[Data entries]
◆ ◆ ◆ ◆
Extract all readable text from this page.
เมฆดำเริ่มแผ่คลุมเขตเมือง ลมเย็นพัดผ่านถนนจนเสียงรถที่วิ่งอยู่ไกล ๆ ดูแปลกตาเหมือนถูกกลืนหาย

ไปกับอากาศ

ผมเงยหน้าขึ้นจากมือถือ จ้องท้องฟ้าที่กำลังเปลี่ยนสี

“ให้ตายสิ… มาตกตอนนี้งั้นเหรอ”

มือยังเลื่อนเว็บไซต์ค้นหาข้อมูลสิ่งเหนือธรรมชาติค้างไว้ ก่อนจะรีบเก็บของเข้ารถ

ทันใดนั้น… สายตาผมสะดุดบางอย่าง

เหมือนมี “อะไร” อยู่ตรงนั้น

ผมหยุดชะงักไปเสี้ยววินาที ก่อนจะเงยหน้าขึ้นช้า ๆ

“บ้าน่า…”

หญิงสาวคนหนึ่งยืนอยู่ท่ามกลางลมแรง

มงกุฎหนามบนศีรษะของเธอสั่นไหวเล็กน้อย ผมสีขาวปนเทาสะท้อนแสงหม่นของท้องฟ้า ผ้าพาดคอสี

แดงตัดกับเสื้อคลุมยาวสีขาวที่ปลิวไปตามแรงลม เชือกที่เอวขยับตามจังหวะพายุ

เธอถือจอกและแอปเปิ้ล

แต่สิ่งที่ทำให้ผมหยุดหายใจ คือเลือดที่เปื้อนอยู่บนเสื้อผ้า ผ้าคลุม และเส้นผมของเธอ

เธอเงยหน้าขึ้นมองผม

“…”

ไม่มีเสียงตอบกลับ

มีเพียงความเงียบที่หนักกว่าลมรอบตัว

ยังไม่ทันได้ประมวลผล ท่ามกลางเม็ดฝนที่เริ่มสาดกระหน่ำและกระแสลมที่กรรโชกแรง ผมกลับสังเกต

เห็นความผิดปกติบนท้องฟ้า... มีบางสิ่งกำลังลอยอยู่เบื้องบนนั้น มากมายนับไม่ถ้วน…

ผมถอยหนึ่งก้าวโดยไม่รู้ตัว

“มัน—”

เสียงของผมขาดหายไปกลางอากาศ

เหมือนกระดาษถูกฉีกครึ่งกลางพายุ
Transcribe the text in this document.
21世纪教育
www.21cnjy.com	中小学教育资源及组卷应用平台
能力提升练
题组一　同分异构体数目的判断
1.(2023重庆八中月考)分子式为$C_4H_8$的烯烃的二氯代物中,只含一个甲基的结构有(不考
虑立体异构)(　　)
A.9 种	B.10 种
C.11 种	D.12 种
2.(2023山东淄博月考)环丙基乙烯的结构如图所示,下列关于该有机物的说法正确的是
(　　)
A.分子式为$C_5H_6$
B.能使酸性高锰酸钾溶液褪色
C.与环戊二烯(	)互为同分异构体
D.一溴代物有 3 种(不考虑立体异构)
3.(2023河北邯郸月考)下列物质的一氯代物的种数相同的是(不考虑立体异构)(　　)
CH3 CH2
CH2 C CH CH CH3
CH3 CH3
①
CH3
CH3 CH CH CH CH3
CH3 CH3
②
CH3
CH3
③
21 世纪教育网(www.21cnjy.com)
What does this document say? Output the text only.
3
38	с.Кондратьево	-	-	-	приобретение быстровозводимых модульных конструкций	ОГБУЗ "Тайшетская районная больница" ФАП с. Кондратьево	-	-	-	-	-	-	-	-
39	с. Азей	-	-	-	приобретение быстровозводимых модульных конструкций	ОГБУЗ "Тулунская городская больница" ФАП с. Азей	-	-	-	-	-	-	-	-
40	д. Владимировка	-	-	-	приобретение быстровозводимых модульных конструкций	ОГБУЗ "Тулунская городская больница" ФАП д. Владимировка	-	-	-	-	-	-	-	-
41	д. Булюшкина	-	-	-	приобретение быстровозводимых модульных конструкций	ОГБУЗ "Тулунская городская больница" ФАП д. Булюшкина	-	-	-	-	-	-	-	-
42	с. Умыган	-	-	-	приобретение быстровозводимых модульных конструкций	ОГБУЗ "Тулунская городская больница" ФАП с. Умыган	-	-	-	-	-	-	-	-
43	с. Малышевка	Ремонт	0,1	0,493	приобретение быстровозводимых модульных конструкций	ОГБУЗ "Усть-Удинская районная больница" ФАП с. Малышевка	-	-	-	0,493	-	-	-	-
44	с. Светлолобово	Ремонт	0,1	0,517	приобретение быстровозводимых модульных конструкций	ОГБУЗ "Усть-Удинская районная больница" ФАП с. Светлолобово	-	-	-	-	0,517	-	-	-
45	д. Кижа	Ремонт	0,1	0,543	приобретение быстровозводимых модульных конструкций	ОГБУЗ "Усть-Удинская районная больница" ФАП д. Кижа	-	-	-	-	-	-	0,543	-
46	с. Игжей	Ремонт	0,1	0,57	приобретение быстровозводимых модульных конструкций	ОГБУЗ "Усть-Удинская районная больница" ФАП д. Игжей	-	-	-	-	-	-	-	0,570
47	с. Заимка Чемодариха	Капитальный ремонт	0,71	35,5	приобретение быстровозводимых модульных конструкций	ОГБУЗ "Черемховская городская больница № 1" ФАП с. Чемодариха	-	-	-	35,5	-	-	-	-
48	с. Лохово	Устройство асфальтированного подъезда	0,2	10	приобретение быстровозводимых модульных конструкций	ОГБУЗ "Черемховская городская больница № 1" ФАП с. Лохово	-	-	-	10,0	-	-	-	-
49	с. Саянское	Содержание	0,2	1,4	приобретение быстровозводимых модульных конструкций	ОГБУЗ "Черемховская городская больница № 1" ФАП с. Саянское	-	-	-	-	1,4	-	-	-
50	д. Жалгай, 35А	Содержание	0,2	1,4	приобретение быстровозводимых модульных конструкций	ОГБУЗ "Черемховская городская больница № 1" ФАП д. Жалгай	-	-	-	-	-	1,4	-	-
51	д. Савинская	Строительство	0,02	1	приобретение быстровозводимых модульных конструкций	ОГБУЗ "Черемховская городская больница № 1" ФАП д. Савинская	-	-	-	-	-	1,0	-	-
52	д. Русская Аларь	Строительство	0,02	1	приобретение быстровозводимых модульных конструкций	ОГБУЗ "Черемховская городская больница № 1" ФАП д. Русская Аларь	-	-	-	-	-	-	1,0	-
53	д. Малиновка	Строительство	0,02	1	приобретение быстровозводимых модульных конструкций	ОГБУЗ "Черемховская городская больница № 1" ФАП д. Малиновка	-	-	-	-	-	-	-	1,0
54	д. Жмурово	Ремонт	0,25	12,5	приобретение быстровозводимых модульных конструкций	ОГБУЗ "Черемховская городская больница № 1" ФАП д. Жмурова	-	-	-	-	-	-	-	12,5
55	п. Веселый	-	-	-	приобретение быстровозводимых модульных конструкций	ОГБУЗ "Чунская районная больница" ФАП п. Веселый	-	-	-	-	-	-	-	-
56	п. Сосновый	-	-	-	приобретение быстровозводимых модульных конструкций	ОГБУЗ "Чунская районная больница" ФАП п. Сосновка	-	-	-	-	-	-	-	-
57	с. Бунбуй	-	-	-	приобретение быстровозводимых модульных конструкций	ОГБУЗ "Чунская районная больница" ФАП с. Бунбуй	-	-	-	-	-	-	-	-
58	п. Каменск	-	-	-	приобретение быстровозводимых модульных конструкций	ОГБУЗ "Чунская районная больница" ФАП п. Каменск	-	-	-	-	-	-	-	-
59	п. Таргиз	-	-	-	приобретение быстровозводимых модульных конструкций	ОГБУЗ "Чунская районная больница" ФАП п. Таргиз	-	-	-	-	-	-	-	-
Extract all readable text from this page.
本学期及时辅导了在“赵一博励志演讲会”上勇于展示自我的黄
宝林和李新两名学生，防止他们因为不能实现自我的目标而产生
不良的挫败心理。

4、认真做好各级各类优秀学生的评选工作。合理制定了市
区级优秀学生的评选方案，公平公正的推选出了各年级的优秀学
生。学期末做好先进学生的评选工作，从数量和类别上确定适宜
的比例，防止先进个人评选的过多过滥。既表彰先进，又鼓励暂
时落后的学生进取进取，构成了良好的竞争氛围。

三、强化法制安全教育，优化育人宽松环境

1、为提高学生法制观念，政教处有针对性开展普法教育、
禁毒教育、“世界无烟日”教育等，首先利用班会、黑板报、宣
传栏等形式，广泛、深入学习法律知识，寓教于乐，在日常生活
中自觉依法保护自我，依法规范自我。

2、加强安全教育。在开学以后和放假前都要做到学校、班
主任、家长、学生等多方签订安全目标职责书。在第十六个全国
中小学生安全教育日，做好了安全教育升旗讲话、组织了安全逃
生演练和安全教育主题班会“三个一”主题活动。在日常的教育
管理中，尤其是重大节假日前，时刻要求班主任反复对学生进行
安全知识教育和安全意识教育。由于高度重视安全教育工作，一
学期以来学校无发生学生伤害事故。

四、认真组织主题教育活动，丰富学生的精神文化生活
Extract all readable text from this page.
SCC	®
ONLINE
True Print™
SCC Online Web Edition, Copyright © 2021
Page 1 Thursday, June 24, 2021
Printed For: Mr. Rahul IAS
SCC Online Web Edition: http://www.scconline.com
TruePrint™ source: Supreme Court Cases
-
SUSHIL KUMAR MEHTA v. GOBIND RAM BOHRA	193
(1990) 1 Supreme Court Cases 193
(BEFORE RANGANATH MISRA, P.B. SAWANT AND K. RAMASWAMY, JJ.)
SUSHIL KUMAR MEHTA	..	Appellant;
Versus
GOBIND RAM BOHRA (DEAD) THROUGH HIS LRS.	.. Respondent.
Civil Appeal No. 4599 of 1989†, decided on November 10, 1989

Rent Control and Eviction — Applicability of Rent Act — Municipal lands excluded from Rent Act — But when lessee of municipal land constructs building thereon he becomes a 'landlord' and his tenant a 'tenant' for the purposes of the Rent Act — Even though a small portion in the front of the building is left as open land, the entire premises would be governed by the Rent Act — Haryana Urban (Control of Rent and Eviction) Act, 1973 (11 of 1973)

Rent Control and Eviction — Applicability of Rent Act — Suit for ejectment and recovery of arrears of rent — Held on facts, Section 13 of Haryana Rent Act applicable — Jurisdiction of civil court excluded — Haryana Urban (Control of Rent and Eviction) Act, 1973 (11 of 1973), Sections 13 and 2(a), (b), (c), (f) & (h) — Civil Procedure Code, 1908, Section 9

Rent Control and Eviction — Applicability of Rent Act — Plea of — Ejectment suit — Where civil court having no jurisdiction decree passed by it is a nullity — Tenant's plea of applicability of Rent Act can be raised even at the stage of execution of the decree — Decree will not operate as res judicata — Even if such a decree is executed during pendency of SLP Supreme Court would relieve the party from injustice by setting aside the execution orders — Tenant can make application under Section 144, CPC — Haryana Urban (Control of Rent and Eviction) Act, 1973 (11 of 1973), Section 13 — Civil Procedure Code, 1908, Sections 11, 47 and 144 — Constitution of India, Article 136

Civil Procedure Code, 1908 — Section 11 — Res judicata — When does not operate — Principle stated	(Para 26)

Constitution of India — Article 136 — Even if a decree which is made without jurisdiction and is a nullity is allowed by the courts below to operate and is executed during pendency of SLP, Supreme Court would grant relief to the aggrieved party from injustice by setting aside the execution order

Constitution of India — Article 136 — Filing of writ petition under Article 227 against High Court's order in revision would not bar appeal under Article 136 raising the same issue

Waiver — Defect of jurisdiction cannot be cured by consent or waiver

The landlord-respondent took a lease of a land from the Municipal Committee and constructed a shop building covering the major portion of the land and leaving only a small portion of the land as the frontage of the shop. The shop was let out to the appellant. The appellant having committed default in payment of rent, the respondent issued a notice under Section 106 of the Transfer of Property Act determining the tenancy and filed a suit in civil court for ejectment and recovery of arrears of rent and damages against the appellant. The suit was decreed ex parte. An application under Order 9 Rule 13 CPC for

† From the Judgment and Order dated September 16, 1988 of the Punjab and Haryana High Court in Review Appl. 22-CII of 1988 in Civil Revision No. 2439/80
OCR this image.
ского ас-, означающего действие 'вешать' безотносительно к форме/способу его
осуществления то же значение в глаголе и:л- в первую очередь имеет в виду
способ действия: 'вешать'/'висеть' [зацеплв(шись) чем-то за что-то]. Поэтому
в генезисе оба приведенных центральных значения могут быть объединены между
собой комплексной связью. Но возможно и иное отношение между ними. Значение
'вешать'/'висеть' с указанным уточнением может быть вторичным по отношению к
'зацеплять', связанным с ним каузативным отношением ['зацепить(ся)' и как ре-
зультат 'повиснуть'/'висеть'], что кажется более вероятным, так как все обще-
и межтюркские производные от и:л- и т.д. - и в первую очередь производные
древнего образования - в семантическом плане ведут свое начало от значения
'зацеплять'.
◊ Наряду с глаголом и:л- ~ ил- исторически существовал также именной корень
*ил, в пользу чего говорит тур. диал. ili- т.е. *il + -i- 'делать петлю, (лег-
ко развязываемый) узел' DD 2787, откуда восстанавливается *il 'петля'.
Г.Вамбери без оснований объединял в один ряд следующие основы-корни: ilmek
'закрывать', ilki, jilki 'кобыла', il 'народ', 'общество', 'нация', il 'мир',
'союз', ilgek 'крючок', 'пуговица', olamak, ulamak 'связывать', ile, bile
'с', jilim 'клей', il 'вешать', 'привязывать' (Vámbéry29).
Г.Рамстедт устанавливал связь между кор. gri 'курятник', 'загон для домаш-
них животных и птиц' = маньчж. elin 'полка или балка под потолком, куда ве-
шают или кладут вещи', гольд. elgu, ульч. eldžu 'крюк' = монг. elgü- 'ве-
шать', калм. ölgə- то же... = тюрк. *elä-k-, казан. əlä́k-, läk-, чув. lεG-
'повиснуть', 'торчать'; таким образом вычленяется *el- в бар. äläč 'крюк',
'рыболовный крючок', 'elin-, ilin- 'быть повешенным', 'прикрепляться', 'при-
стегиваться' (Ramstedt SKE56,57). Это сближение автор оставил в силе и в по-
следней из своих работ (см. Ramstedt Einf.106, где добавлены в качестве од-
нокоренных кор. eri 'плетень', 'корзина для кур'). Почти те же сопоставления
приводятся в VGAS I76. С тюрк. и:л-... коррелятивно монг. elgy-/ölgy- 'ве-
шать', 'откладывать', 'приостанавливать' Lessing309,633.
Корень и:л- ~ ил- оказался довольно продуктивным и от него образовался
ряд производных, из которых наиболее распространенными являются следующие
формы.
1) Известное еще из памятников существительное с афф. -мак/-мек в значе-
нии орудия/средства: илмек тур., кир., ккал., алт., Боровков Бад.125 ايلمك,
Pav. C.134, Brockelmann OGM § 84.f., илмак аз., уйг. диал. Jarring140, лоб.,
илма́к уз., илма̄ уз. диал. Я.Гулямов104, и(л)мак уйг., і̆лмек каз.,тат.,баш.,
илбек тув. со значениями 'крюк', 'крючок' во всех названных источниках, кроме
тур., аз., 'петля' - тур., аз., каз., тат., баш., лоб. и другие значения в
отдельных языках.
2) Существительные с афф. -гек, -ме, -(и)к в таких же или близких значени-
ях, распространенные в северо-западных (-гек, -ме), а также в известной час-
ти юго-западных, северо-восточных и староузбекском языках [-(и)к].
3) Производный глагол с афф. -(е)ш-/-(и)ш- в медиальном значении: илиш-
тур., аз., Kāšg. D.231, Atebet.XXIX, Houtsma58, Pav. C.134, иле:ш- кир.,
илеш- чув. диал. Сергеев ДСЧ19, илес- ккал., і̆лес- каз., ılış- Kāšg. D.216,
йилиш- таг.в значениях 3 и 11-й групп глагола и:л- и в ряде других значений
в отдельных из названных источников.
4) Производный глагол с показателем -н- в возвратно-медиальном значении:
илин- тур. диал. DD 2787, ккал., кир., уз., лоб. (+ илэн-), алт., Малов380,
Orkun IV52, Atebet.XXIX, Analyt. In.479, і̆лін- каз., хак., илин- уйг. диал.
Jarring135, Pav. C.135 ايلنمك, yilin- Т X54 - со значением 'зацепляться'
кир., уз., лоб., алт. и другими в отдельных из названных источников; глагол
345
◆ ◆ ◆ ◆
--- What you should do ---
In the entries above, identify each line that includes the string "Supreme", then copy it.

--- Written solution ---
TruePrint™ source: Supreme Court Cases
(1990) 1 Supreme Court Cases 193
Rent Control and Eviction — Applicability of Rent Act — Plea of — Ejectment suit — Where civil court having no jurisdiction decree passed by it is a nullity — Tenant's plea of applicability of Rent Act can be raised even at the stage of execution of the decree — Decree will not operate as res judicata — Even if such a decree is executed during pendency of SLP Supreme Court would relieve the party from injustice by setting aside the execution orders — Tenant can make application under Section 144, CPC — Haryana Urban (Control of Rent and Eviction) Act, 1973 (11 of 1973), Section 13 — Civil Procedure Code, 1908, Sections 11, 47 and 144 — Constitution of India, Article 136
Constitution of India — Article 136 — Even if a decree which is made without jurisdiction and is a nullity is allowed by the courts below to operate and is executed during pendency of SLP, Supreme Court would grant relief to the aggrieved party from injustice by setting aside the execution order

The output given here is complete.